What you should do: Please copy every line of the records below that holds the word "your".
· · · · · · ·
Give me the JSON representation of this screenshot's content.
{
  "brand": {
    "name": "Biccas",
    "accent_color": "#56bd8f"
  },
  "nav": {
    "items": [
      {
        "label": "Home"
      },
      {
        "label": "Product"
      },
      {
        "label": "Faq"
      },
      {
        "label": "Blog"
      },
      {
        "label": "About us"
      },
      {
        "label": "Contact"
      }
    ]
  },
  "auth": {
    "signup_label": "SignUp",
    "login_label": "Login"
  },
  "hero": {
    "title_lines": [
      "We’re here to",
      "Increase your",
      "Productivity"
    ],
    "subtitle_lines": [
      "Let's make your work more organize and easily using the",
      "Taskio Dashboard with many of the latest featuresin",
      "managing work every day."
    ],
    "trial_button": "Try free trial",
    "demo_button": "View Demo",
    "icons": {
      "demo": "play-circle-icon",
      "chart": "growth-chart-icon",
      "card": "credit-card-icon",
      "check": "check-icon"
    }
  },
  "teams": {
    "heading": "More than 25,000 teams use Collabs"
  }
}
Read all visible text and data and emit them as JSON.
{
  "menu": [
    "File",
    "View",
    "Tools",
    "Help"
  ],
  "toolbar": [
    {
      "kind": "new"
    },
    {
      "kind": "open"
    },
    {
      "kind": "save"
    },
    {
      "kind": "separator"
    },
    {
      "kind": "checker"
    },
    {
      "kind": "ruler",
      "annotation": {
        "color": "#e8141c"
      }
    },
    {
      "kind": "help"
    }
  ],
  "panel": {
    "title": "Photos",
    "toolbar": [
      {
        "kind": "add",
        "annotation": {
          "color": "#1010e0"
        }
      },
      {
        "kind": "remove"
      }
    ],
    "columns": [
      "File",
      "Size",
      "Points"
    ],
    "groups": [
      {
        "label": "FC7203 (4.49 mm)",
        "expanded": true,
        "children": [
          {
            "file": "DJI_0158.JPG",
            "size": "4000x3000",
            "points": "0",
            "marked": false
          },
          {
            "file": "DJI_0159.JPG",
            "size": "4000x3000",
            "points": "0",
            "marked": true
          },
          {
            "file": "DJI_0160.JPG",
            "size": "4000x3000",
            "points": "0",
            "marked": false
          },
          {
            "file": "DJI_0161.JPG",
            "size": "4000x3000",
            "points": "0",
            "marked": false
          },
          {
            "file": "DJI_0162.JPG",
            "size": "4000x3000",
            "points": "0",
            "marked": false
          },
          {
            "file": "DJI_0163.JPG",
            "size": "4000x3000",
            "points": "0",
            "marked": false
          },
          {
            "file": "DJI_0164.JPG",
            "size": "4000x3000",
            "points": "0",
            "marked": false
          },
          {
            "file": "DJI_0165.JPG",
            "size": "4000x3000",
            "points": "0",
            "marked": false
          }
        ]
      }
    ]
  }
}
· · · · · · ·
Solution for this problem:
      "Increase your",
      "Let's make your work more organize and easily using the",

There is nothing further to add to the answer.